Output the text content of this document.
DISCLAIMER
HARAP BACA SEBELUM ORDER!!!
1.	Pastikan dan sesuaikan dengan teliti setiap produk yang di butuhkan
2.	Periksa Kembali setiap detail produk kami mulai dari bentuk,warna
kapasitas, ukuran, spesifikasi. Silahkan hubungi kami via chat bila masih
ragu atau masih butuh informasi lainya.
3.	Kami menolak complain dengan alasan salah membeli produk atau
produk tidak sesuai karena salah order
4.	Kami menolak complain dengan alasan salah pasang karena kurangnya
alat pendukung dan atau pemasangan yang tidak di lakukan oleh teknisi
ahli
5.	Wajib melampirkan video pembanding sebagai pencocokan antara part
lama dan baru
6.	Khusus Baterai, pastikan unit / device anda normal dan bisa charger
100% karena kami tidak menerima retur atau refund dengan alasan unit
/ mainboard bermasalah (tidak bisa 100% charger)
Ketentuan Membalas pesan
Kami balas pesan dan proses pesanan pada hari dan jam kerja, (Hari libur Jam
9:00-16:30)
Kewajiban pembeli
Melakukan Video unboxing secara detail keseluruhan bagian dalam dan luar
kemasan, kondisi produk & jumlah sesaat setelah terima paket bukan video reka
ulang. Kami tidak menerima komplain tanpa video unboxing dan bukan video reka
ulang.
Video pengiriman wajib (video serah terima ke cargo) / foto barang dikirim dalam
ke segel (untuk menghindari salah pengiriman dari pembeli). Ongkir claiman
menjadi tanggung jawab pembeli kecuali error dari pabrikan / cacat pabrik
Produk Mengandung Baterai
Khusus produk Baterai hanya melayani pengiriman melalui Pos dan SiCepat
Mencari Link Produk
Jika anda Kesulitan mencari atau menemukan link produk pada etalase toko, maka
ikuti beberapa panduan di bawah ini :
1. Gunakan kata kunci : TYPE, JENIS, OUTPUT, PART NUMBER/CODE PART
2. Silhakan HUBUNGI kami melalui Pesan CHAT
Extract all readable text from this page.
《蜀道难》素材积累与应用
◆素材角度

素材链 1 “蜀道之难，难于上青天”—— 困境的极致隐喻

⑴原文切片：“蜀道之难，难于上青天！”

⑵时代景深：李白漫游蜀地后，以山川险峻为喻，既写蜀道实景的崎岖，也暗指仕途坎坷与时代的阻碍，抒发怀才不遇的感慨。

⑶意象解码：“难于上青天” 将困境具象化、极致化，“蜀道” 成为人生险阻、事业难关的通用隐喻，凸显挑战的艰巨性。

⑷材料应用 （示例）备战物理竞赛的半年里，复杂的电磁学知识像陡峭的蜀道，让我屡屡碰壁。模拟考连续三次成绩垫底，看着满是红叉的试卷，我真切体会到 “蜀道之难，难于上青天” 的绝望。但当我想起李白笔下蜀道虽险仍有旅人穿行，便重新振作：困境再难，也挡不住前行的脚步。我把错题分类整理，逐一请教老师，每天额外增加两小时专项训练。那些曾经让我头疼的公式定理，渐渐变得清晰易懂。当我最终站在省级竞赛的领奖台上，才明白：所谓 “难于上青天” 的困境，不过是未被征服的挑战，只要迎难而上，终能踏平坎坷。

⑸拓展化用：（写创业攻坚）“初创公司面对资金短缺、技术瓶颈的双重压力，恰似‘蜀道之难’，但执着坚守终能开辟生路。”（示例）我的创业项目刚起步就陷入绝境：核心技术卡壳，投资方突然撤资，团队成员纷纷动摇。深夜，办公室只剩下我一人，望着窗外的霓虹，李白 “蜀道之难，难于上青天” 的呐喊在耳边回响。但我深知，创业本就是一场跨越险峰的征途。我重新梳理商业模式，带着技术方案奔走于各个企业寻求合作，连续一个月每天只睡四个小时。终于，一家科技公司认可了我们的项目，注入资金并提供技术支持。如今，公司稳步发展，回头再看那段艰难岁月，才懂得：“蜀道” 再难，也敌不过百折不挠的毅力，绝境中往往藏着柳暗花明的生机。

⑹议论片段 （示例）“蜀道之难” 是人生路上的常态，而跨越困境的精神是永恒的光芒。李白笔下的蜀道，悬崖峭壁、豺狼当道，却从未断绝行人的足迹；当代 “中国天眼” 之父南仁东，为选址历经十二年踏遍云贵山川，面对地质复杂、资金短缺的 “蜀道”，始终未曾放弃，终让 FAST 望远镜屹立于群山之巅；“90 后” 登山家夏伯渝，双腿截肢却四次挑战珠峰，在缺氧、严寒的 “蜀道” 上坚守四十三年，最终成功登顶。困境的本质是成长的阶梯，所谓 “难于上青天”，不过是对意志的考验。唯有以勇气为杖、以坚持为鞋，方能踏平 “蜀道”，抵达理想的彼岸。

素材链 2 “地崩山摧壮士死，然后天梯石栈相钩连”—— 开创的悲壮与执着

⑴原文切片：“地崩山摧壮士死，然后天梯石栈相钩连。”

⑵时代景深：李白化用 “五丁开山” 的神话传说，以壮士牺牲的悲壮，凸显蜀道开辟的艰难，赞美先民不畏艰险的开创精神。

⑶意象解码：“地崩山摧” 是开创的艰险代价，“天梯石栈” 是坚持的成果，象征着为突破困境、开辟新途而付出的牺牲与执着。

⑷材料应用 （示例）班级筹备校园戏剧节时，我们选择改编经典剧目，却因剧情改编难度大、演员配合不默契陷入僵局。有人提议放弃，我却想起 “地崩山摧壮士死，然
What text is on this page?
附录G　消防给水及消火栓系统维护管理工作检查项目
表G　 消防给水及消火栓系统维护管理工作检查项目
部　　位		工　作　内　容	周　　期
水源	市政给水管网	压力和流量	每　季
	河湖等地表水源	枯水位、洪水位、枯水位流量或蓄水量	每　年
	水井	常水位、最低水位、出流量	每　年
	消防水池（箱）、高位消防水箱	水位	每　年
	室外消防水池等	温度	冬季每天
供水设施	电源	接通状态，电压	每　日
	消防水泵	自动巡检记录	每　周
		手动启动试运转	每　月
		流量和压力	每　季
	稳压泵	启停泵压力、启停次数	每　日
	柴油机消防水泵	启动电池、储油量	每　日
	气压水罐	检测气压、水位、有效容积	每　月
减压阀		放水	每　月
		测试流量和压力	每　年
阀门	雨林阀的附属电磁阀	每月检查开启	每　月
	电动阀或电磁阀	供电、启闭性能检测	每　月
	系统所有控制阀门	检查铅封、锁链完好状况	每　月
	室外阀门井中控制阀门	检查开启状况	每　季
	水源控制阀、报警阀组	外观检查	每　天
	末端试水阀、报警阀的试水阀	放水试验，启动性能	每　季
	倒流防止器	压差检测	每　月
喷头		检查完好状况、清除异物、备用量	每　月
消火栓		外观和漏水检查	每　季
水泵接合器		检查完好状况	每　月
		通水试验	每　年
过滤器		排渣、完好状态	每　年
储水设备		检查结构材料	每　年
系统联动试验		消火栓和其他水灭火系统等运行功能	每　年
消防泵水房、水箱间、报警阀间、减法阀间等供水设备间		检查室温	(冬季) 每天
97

--------

Reply with one number: the count of lines in the entries that include the word "anda".

RIGHT ANSWER = 2